> [Exercise instructions]: Search the listing below for the string "Usage" and copy every line where it occurs.

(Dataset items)
----
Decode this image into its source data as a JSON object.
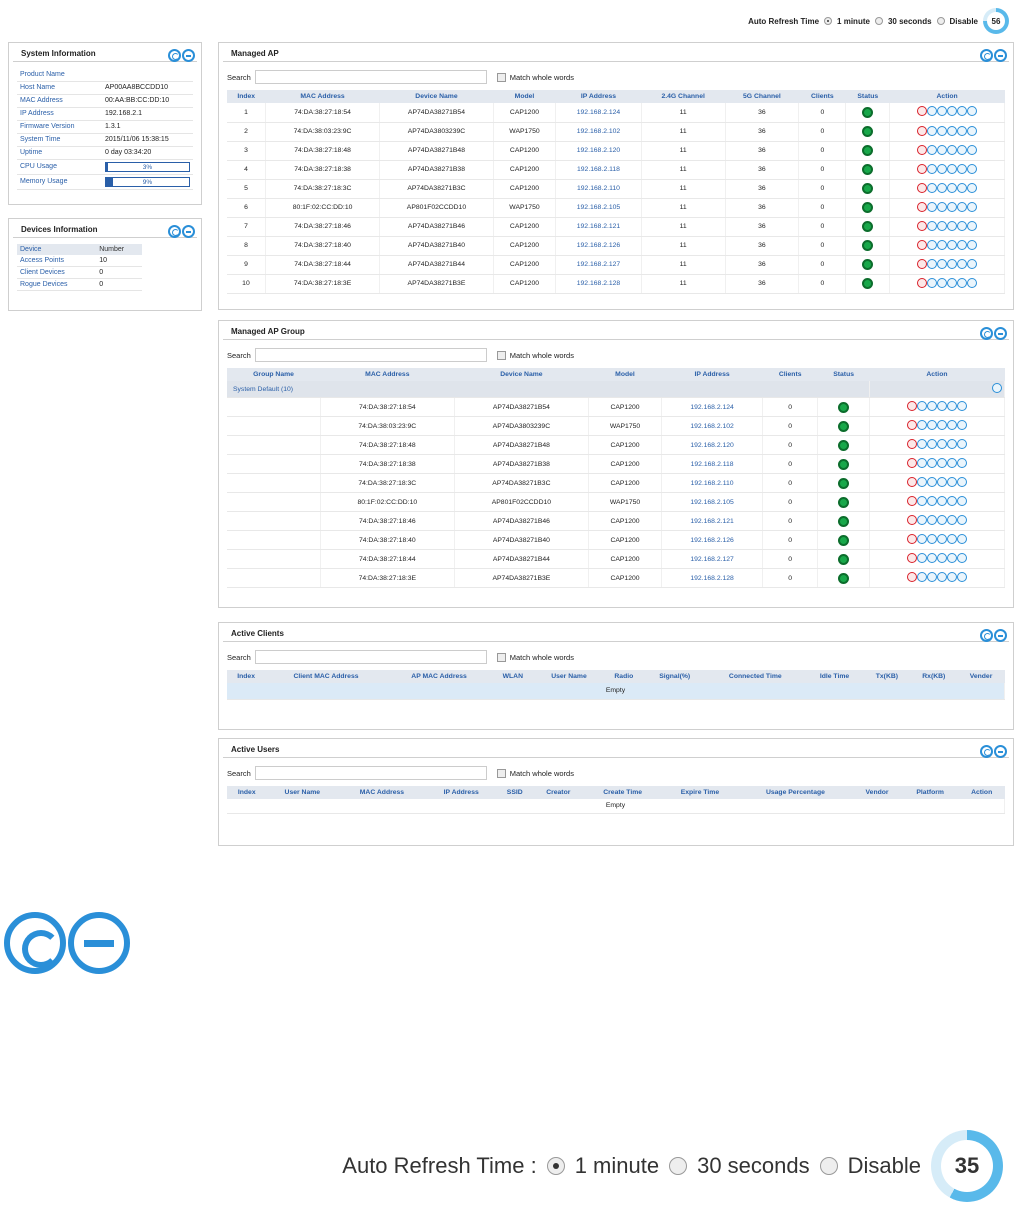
{
  "refresh": {
    "label": "Auto Refresh Time",
    "label_big": "Auto Refresh Time :",
    "options": [
      "1 minute",
      "30 seconds",
      "Disable"
    ],
    "selected": "1 minute",
    "countdown_top": "56",
    "countdown_big": "35"
  },
  "system_info": {
    "title": "System Information",
    "rows": [
      {
        "label": "Product Name",
        "value": ""
      },
      {
        "label": "Host Name",
        "value": "AP00AA8BCCDD10"
      },
      {
        "label": "MAC Address",
        "value": "00:AA:BB:CC:DD:10"
      },
      {
        "label": "IP Address",
        "value": "192.168.2.1"
      },
      {
        "label": "Firmware Version",
        "value": "1.3.1"
      },
      {
        "label": "System Time",
        "value": "2015/11/06 15:38:15"
      },
      {
        "label": "Uptime",
        "value": "0 day 03:34:20"
      }
    ],
    "cpu_label": "CPU Usage",
    "cpu_value": "3%",
    "cpu_fraction": 0.03,
    "mem_label": "Memory Usage",
    "mem_value": "9%",
    "mem_fraction": 0.09
  },
  "devices_info": {
    "title": "Devices Information",
    "headers": [
      "Device",
      "Number"
    ],
    "rows": [
      [
        "Access Points",
        "10"
      ],
      [
        "Client Devices",
        "0"
      ],
      [
        "Rogue Devices",
        "0"
      ]
    ]
  },
  "common": {
    "search_label": "Search",
    "match_label": "Match whole words",
    "empty": "Empty"
  },
  "managed_ap": {
    "title": "Managed AP",
    "headers": [
      "Index",
      "MAC Address",
      "Device Name",
      "Model",
      "IP Address",
      "2.4G Channel",
      "5G Channel",
      "Clients",
      "Status",
      "Action"
    ],
    "rows": [
      [
        "1",
        "74:DA:38:27:18:54",
        "AP74DA38271B54",
        "CAP1200",
        "192.168.2.124",
        "11",
        "36",
        "0"
      ],
      [
        "2",
        "74:DA:38:03:23:9C",
        "AP74DA3803239C",
        "WAP1750",
        "192.168.2.102",
        "11",
        "36",
        "0"
      ],
      [
        "3",
        "74:DA:38:27:18:48",
        "AP74DA38271B48",
        "CAP1200",
        "192.168.2.120",
        "11",
        "36",
        "0"
      ],
      [
        "4",
        "74:DA:38:27:18:38",
        "AP74DA38271B38",
        "CAP1200",
        "192.168.2.118",
        "11",
        "36",
        "0"
      ],
      [
        "5",
        "74:DA:38:27:18:3C",
        "AP74DA38271B3C",
        "CAP1200",
        "192.168.2.110",
        "11",
        "36",
        "0"
      ],
      [
        "6",
        "80:1F:02:CC:DD:10",
        "AP801F02CCDD10",
        "WAP1750",
        "192.168.2.105",
        "11",
        "36",
        "0"
      ],
      [
        "7",
        "74:DA:38:27:18:46",
        "AP74DA38271B46",
        "CAP1200",
        "192.168.2.121",
        "11",
        "36",
        "0"
      ],
      [
        "8",
        "74:DA:38:27:18:40",
        "AP74DA38271B40",
        "CAP1200",
        "192.168.2.126",
        "11",
        "36",
        "0"
      ],
      [
        "9",
        "74:DA:38:27:18:44",
        "AP74DA38271B44",
        "CAP1200",
        "192.168.2.127",
        "11",
        "36",
        "0"
      ],
      [
        "10",
        "74:DA:38:27:18:3E",
        "AP74DA38271B3E",
        "CAP1200",
        "192.168.2.128",
        "11",
        "36",
        "0"
      ]
    ]
  },
  "managed_ap_group": {
    "title": "Managed AP Group",
    "headers": [
      "Group Name",
      "MAC Address",
      "Device Name",
      "Model",
      "IP Address",
      "Clients",
      "Status",
      "Action"
    ],
    "group_label": "System Default (10)",
    "rows": [
      [
        "74:DA:38:27:18:54",
        "AP74DA38271B54",
        "CAP1200",
        "192.168.2.124",
        "0"
      ],
      [
        "74:DA:38:03:23:9C",
        "AP74DA3803239C",
        "WAP1750",
        "192.168.2.102",
        "0"
      ],
      [
        "74:DA:38:27:18:48",
        "AP74DA38271B48",
        "CAP1200",
        "192.168.2.120",
        "0"
      ],
      [
        "74:DA:38:27:18:38",
        "AP74DA38271B38",
        "CAP1200",
        "192.168.2.118",
        "0"
      ],
      [
        "74:DA:38:27:18:3C",
        "AP74DA38271B3C",
        "CAP1200",
        "192.168.2.110",
        "0"
      ],
      [
        "80:1F:02:CC:DD:10",
        "AP801F02CCDD10",
        "WAP1750",
        "192.168.2.105",
        "0"
      ],
      [
        "74:DA:38:27:18:46",
        "AP74DA38271B46",
        "CAP1200",
        "192.168.2.121",
        "0"
      ],
      [
        "74:DA:38:27:18:40",
        "AP74DA38271B40",
        "CAP1200",
        "192.168.2.126",
        "0"
      ],
      [
        "74:DA:38:27:18:44",
        "AP74DA38271B44",
        "CAP1200",
        "192.168.2.127",
        "0"
      ],
      [
        "74:DA:38:27:18:3E",
        "AP74DA38271B3E",
        "CAP1200",
        "192.168.2.128",
        "0"
      ]
    ]
  },
  "active_clients": {
    "title": "Active Clients",
    "headers": [
      "Index",
      "Client MAC Address",
      "AP MAC Address",
      "WLAN",
      "User Name",
      "Radio",
      "Signal(%)",
      "Connected Time",
      "Idle Time",
      "Tx(KB)",
      "Rx(KB)",
      "Vender"
    ]
  },
  "active_users": {
    "title": "Active Users",
    "headers": [
      "Index",
      "User Name",
      "MAC Address",
      "IP Address",
      "SSID",
      "Creator",
      "Create Time",
      "Expire Time",
      "Usage Percentage",
      "Vendor",
      "Platform",
      "Action"
    ]
  },
  "colors": {
    "accent": "#2a8fd8",
    "link": "#2a5fa8",
    "status_ok": "#18a84a",
    "delete": "#d8202a"
  },
  "icons": {
    "panel_buttons": [
      "refresh-icon",
      "minimize-icon"
    ],
    "ap_actions": [
      "delete-icon",
      "edit-icon",
      "config-icon",
      "reboot-icon",
      "locate-icon",
      "upgrade-icon"
    ]
  }
}
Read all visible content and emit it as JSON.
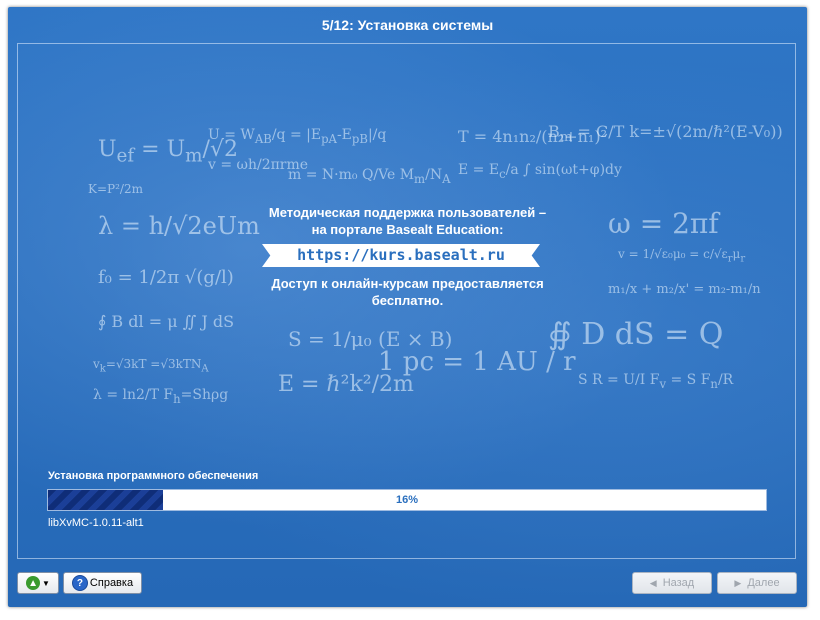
{
  "window": {
    "title": "5/12: Установка системы"
  },
  "banner": {
    "line1": "Методическая поддержка пользователей –",
    "line2": "на портале Basealt Education:",
    "url": "https://kurs.basealt.ru",
    "line3": "Доступ к онлайн-курсам предоставляется",
    "line4": "бесплатно."
  },
  "install": {
    "label": "Установка программного обеспечения",
    "progress_percent": 16,
    "progress_text": "16%",
    "package": "libXvMC-1.0.11-alt1"
  },
  "buttons": {
    "menu_icon": "up-arrow-icon",
    "help_label": "Справка",
    "back_label": "Назад",
    "next_label": "Далее"
  },
  "colors": {
    "background": "#2a6fbe",
    "progress_fill": "#0f2d78",
    "accent_text": "#2a6fbe"
  }
}
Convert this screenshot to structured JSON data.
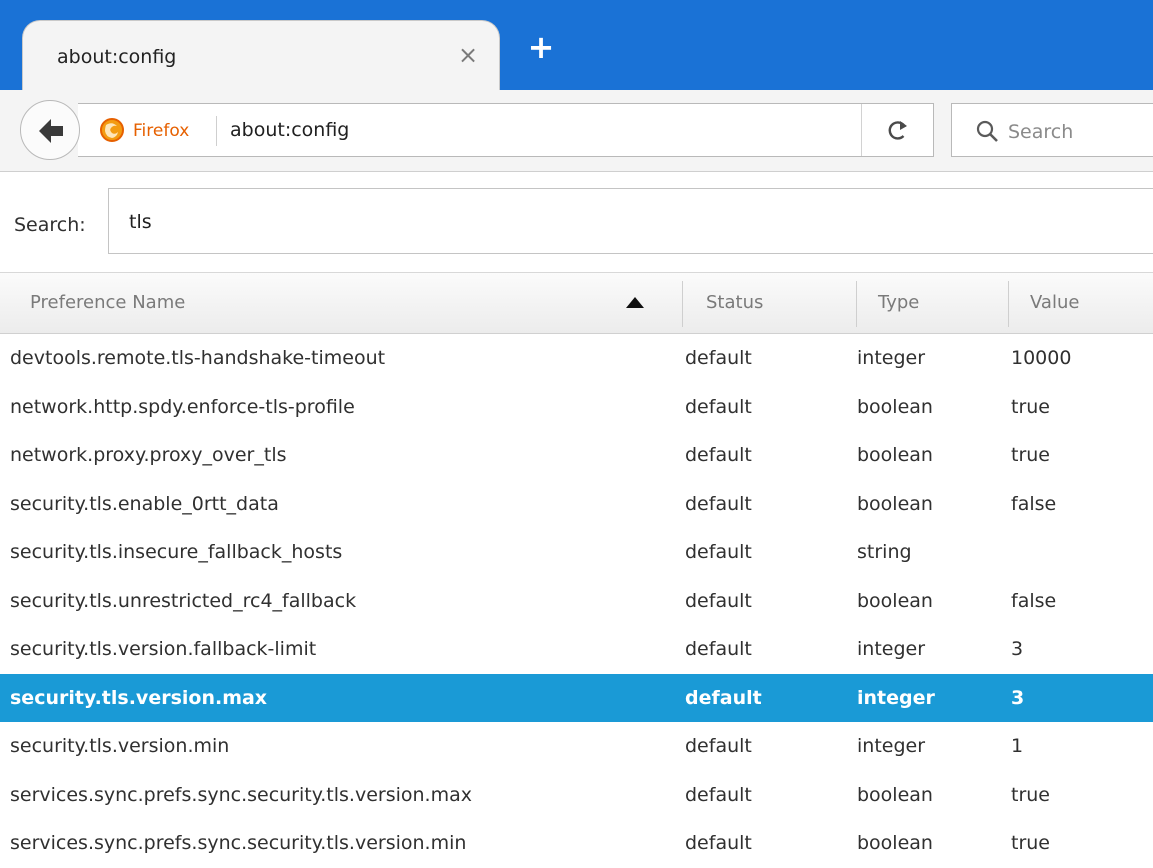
{
  "tab": {
    "title": "about:config",
    "close_glyph": "×",
    "newtab_glyph": "+"
  },
  "navbar": {
    "identity_label": "Firefox",
    "url": "about:config",
    "search_placeholder": "Search"
  },
  "filter": {
    "label": "Search:",
    "value": "tls"
  },
  "table": {
    "headers": {
      "name": "Preference Name",
      "status": "Status",
      "type": "Type",
      "value": "Value"
    },
    "rows": [
      {
        "name": "devtools.remote.tls-handshake-timeout",
        "status": "default",
        "type": "integer",
        "value": "10000"
      },
      {
        "name": "network.http.spdy.enforce-tls-profile",
        "status": "default",
        "type": "boolean",
        "value": "true"
      },
      {
        "name": "network.proxy.proxy_over_tls",
        "status": "default",
        "type": "boolean",
        "value": "true"
      },
      {
        "name": "security.tls.enable_0rtt_data",
        "status": "default",
        "type": "boolean",
        "value": "false"
      },
      {
        "name": "security.tls.insecure_fallback_hosts",
        "status": "default",
        "type": "string",
        "value": ""
      },
      {
        "name": "security.tls.unrestricted_rc4_fallback",
        "status": "default",
        "type": "boolean",
        "value": "false"
      },
      {
        "name": "security.tls.version.fallback-limit",
        "status": "default",
        "type": "integer",
        "value": "3"
      },
      {
        "name": "security.tls.version.max",
        "status": "default",
        "type": "integer",
        "value": "3"
      },
      {
        "name": "security.tls.version.min",
        "status": "default",
        "type": "integer",
        "value": "1"
      },
      {
        "name": "services.sync.prefs.sync.security.tls.version.max",
        "status": "default",
        "type": "boolean",
        "value": "true"
      },
      {
        "name": "services.sync.prefs.sync.security.tls.version.min",
        "status": "default",
        "type": "boolean",
        "value": "true"
      }
    ],
    "selected_row": 7
  },
  "colors": {
    "tabstrip": "#1a72d6",
    "selection": "#1a9ad6",
    "firefox_orange": "#e66000"
  },
  "icons": {
    "back": "back-arrow-icon",
    "firefox": "firefox-logo-icon",
    "reload": "reload-icon",
    "search": "magnifier-icon",
    "sort": "sort-ascending-icon"
  }
}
----
> [Task answer]:
    "cpu_label": "CPU Usage",
    "mem_label": "Memory Usage",
      "Usage Percentage",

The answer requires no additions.